# Prompt
Gather each line of the records where "GlbId" appears.

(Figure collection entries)

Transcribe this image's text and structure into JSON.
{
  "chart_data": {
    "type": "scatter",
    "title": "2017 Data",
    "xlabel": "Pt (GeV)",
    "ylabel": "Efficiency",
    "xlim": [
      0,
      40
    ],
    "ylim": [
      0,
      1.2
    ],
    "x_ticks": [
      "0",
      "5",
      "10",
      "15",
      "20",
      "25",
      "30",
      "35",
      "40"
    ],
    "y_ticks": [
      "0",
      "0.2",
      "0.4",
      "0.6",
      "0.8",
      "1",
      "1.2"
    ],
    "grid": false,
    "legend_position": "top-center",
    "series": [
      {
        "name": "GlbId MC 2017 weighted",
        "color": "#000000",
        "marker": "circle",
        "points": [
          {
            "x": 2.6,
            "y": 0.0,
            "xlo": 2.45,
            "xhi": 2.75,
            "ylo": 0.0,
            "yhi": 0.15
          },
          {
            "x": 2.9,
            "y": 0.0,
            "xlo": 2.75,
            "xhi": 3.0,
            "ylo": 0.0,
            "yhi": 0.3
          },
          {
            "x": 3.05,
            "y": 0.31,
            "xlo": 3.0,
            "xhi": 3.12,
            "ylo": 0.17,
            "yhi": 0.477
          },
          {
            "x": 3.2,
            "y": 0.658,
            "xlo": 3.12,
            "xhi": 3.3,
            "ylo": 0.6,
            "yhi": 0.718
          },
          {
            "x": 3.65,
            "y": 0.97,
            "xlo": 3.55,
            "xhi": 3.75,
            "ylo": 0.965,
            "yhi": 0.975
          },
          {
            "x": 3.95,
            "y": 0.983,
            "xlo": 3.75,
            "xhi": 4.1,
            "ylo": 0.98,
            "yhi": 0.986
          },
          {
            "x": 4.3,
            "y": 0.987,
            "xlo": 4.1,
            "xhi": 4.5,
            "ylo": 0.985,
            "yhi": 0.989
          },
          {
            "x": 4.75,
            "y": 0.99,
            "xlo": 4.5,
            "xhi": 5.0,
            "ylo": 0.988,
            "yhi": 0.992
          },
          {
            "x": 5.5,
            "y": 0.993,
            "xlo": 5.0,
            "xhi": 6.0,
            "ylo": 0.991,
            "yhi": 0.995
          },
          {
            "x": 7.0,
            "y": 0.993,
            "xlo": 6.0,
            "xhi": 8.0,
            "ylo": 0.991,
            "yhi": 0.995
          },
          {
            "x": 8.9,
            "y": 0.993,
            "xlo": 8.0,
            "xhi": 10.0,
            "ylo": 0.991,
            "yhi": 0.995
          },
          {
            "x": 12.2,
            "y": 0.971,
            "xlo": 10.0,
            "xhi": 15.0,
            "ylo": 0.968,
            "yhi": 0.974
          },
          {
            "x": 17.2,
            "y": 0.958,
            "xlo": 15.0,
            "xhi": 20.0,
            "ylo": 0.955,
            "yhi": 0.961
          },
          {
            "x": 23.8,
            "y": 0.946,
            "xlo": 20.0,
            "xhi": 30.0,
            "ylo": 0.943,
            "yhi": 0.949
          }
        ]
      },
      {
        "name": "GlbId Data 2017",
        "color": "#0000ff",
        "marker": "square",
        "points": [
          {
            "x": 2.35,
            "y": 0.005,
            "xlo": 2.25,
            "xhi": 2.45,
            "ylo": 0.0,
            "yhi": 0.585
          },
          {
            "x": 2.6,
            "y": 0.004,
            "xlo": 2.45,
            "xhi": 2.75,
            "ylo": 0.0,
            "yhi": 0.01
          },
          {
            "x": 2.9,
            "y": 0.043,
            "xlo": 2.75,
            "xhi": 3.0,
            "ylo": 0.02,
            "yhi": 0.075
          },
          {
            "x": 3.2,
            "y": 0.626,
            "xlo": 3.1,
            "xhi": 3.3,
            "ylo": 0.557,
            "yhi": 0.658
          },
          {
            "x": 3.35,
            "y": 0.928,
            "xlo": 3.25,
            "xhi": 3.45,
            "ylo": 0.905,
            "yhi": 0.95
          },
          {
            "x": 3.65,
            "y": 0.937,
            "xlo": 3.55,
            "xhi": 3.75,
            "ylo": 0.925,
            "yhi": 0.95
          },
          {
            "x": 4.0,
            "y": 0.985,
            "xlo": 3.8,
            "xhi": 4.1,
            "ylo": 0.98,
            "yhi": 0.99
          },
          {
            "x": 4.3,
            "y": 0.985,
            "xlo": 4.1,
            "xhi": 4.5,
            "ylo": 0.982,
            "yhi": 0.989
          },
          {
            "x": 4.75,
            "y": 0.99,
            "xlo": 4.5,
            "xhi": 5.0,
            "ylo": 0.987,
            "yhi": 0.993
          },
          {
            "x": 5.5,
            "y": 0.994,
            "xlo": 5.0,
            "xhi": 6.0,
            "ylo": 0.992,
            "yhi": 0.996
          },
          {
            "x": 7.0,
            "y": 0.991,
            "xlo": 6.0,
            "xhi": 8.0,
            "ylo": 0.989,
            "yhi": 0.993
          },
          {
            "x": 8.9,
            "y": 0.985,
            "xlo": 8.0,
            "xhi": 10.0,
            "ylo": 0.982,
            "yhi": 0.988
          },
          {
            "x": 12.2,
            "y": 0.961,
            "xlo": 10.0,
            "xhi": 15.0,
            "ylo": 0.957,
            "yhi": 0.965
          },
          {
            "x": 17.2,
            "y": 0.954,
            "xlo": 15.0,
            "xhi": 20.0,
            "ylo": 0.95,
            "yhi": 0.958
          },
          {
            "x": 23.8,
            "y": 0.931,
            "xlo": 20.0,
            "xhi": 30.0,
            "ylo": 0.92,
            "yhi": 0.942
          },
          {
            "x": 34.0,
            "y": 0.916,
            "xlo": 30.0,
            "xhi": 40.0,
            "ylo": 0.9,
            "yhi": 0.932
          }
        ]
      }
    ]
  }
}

# Complete answer
        "name": "GlbId MC 2017 weighted",
        "name": "GlbId Data 2017",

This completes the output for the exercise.